For the stretch from the start of the listing through the line containing "y2-tick-label: 50 <box>2154", lay out each line as a row in a Markdown table with the columns Row and Line. Skip any blank lines.
★ ★ ★ ★
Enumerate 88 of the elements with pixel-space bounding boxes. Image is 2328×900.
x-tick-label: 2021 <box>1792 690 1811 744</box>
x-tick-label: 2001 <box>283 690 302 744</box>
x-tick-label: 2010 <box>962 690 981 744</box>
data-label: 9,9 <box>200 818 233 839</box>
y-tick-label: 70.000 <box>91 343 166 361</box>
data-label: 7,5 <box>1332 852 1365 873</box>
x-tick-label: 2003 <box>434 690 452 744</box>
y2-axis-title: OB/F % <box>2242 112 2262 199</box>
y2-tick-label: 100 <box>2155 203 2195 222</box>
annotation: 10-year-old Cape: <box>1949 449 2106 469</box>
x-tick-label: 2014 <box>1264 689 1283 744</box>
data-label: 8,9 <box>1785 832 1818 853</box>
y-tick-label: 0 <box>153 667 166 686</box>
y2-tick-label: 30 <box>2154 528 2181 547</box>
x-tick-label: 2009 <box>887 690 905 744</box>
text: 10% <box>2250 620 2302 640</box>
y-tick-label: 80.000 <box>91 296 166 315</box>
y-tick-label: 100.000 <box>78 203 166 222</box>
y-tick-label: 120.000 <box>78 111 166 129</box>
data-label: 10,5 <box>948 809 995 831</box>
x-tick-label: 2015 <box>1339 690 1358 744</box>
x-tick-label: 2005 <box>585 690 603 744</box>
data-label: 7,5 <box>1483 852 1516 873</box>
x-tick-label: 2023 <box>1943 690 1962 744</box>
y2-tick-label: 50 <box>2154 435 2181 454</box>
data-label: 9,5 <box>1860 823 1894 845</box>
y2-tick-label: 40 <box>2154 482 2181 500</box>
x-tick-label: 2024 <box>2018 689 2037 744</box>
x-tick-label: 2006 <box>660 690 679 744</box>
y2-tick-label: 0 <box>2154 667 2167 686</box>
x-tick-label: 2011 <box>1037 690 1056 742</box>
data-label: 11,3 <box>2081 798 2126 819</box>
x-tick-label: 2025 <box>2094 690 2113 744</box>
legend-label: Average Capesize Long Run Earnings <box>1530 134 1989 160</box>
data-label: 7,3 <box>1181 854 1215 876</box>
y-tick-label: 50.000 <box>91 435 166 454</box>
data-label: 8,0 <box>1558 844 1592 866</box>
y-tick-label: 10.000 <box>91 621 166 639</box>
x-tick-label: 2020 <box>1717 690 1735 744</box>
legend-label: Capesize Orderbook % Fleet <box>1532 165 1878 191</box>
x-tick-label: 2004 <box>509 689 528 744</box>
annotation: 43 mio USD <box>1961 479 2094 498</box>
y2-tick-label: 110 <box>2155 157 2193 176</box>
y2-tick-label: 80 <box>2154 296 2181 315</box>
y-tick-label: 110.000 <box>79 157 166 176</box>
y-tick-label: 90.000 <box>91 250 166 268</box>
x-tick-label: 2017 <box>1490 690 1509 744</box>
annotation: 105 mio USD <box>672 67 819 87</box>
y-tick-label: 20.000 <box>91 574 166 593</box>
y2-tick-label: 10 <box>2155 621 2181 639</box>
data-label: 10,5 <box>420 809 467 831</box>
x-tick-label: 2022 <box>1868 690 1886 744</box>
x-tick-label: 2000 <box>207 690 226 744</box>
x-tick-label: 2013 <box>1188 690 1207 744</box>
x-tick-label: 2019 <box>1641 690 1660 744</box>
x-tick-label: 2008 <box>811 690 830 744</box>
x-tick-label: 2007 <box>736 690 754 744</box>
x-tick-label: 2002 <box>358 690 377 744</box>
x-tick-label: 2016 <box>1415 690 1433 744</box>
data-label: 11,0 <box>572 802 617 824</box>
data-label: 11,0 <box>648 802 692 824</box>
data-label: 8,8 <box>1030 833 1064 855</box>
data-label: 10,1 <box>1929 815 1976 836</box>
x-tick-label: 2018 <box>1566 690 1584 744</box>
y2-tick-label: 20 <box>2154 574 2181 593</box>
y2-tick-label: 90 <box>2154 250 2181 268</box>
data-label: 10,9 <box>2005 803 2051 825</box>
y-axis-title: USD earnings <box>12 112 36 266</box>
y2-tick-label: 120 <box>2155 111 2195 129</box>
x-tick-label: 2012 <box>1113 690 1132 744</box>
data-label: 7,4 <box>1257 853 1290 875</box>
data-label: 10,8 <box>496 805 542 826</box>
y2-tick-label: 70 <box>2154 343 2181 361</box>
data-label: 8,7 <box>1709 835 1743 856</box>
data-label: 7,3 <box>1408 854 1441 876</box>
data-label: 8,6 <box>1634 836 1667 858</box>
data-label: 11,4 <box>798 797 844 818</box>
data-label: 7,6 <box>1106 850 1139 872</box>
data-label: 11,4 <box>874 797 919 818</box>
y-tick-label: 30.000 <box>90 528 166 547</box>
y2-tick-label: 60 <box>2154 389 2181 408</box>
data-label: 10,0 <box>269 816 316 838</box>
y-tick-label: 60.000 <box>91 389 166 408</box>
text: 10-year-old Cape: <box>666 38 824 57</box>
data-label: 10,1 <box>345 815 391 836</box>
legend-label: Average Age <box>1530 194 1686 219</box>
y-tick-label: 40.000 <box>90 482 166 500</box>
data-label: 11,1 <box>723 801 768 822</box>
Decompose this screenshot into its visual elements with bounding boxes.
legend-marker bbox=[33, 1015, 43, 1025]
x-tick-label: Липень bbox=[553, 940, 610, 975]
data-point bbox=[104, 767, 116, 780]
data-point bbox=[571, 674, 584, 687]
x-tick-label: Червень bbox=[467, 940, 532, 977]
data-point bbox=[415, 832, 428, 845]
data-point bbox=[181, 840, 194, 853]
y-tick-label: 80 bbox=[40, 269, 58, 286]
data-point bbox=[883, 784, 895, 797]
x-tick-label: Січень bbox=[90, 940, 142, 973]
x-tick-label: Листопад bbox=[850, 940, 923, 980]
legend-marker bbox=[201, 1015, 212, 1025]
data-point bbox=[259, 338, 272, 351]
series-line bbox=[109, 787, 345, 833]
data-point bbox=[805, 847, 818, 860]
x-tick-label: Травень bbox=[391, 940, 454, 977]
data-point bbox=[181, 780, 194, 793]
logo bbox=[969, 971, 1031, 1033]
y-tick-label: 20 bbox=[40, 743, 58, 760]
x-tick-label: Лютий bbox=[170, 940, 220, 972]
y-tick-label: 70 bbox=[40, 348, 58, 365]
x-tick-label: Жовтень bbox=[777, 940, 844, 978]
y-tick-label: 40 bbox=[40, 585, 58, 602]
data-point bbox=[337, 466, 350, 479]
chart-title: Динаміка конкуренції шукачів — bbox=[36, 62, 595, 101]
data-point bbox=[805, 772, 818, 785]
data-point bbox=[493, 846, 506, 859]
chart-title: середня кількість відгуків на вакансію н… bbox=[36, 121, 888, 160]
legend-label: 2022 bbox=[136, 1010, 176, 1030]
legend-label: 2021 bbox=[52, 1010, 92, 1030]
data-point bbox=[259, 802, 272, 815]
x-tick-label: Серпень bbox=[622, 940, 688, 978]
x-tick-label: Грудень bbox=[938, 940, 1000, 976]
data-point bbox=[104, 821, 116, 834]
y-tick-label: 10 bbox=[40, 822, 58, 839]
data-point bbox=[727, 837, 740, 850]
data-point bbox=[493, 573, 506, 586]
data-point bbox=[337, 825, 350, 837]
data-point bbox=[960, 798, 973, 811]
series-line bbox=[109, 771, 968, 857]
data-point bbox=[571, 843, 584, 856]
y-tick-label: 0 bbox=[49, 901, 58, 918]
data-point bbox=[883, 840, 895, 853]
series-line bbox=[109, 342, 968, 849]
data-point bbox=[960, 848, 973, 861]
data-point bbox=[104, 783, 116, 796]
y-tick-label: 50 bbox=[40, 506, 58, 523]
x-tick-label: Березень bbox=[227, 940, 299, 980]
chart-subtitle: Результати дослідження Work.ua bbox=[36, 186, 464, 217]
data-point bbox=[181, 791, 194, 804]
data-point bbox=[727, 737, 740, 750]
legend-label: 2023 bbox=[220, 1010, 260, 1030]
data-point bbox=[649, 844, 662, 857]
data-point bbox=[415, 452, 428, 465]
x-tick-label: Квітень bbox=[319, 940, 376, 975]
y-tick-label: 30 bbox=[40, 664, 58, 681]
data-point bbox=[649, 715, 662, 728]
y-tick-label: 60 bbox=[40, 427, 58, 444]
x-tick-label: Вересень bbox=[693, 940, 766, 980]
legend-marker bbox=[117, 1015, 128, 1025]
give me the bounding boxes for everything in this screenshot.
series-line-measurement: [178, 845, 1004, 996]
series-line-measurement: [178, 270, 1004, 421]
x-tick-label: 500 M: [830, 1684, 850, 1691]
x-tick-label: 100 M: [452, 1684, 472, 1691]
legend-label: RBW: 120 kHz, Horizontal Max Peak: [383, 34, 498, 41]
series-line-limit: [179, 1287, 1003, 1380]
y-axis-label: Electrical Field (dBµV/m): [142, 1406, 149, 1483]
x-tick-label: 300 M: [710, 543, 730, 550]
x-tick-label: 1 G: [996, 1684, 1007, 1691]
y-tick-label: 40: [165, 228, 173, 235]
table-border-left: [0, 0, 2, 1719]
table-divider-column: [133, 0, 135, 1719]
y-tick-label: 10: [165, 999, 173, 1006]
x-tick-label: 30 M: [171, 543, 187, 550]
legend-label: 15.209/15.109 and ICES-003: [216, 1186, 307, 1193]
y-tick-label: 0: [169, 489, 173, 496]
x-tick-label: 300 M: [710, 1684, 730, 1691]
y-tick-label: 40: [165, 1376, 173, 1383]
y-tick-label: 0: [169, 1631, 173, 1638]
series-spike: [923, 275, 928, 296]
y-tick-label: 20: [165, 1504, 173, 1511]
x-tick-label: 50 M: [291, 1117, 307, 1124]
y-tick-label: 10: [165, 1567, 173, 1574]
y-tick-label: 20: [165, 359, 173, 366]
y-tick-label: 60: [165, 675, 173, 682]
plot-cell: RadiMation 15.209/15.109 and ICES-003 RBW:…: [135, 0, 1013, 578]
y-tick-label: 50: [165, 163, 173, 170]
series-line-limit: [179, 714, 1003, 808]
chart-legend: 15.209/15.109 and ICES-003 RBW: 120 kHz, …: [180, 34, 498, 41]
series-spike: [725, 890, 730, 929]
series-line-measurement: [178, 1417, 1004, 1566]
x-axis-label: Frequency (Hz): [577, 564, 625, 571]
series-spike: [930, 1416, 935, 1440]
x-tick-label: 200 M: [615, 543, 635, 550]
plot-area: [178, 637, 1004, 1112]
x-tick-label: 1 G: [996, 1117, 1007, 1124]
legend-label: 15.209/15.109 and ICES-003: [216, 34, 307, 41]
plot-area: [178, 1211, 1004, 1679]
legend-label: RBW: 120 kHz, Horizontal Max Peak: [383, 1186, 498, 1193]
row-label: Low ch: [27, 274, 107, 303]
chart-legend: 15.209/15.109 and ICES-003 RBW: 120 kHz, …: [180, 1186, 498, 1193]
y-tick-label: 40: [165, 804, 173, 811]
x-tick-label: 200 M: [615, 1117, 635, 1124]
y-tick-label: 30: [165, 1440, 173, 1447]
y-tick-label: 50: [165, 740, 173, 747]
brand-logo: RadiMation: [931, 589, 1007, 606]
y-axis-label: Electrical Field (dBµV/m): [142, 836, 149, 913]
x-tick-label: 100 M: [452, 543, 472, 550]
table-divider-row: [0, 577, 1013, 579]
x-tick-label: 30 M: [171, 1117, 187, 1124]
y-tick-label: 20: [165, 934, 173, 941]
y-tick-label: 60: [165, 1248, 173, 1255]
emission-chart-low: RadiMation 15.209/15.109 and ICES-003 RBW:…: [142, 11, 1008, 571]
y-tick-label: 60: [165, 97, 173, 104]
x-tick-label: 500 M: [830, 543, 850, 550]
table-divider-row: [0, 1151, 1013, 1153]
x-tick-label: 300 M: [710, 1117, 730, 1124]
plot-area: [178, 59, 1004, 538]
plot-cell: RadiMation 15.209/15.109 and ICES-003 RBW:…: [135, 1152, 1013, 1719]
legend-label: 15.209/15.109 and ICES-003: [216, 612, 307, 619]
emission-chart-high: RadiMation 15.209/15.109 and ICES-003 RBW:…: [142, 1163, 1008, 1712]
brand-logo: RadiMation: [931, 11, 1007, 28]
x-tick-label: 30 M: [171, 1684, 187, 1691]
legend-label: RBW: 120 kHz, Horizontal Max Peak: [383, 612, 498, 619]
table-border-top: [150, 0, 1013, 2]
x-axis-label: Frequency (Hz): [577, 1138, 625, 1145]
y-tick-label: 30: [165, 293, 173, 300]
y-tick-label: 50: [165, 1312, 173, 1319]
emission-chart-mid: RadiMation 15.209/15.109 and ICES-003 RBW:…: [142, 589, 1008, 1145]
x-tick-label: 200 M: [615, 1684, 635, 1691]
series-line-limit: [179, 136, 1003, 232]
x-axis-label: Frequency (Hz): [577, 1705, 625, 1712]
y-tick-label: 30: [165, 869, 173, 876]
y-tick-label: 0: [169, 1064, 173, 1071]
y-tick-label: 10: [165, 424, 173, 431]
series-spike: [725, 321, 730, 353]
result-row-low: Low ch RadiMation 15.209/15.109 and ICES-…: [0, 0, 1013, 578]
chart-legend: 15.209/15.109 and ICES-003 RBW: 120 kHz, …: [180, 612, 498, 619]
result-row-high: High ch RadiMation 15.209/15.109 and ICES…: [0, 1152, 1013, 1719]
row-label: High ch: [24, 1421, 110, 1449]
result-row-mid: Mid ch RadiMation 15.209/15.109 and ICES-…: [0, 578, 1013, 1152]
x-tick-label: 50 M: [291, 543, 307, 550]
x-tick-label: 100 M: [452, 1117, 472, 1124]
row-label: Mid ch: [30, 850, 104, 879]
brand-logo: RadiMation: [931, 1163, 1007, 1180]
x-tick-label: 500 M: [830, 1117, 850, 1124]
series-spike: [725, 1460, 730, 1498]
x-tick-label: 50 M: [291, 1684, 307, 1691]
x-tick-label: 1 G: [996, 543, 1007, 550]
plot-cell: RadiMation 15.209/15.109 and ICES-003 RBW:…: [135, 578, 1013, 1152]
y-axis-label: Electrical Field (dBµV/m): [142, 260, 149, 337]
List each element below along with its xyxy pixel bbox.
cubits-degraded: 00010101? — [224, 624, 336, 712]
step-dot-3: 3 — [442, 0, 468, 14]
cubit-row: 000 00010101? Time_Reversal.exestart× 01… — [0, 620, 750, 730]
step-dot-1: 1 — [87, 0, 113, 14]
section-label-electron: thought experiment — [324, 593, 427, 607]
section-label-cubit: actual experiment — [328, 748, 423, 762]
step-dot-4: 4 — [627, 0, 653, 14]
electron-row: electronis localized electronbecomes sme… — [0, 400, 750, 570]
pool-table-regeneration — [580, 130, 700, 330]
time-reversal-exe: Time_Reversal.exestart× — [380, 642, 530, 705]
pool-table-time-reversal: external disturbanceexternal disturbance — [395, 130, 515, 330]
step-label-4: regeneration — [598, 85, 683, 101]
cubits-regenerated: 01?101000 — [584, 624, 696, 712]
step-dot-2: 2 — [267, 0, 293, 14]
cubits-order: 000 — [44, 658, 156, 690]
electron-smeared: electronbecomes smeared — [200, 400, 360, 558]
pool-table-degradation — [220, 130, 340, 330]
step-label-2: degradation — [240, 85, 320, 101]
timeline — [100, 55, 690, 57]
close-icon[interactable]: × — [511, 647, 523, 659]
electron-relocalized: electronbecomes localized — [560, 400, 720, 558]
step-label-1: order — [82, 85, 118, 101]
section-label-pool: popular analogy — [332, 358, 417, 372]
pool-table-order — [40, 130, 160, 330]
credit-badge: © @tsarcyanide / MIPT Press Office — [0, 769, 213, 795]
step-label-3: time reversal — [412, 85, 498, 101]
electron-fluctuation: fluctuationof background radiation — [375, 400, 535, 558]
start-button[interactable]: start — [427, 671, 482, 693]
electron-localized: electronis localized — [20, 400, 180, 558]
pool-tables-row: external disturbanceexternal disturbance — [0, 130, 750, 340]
★ ★ ★ ★
=== Complete output ===
| Row | Line |
|---|---|
| 1 | Enumerate 88 of the elements with pixel-space bounding boxes. Image is 2328×900. |
| 2 | x-tick-label: 2021 <box>1792 690 1811 744</box> |
| 3 | x-tick-label: 2001 <box>283 690 302 744</box> |
| 4 | x-tick-label: 2010 <box>962 690 981 744</box> |
| 5 | data-label: 9,9 <box>200 818 233 839</box> |
| 6 | y-tick-label: 70.000 <box>91 343 166 361</box> |
| 7 | data-label: 7,5 <box>1332 852 1365 873</box> |
| 8 | x-tick-label: 2003 <box>434 690 452 744</box> |
| 9 | y2-axis-title: OB/F % <box>2242 112 2262 199</box> |
| 10 | y2-tick-label: 100 <box>2155 203 2195 222</box> |
| 11 | annotation: 10-year-old Cape: <box>1949 449 2106 469</box> |
| 12 | x-tick-label: 2014 <box>1264 689 1283 744</box> |
| 13 | data-label: 8,9 <box>1785 832 1818 853</box> |
| 14 | y-tick-label: 0 <box>153 667 166 686</box> |
| 15 | y2-tick-label: 30 <box>2154 528 2181 547</box> |
| 16 | x-tick-label: 2009 <box>887 690 905 744</box> |
| 17 | text: 10% <box>2250 620 2302 640</box> |
| 18 | y-tick-label: 80.000 <box>91 296 166 315</box> |
| 19 | y-tick-label: 100.000 <box>78 203 166 222</box> |
| 20 | y-tick-label: 120.000 <box>78 111 166 129</box> |
| 21 | data-label: 10,5 <box>948 809 995 831</box> |
| 22 | x-tick-label: 2015 <box>1339 690 1358 744</box> |
| 23 | x-tick-label: 2005 <box>585 690 603 744</box> |
| 24 | data-label: 7,5 <box>1483 852 1516 873</box> |
| 25 | x-tick-label: 2023 <box>1943 690 1962 744</box> |
| 26 | y2-tick-label: 50 <box>2154 435 2181 454</box> |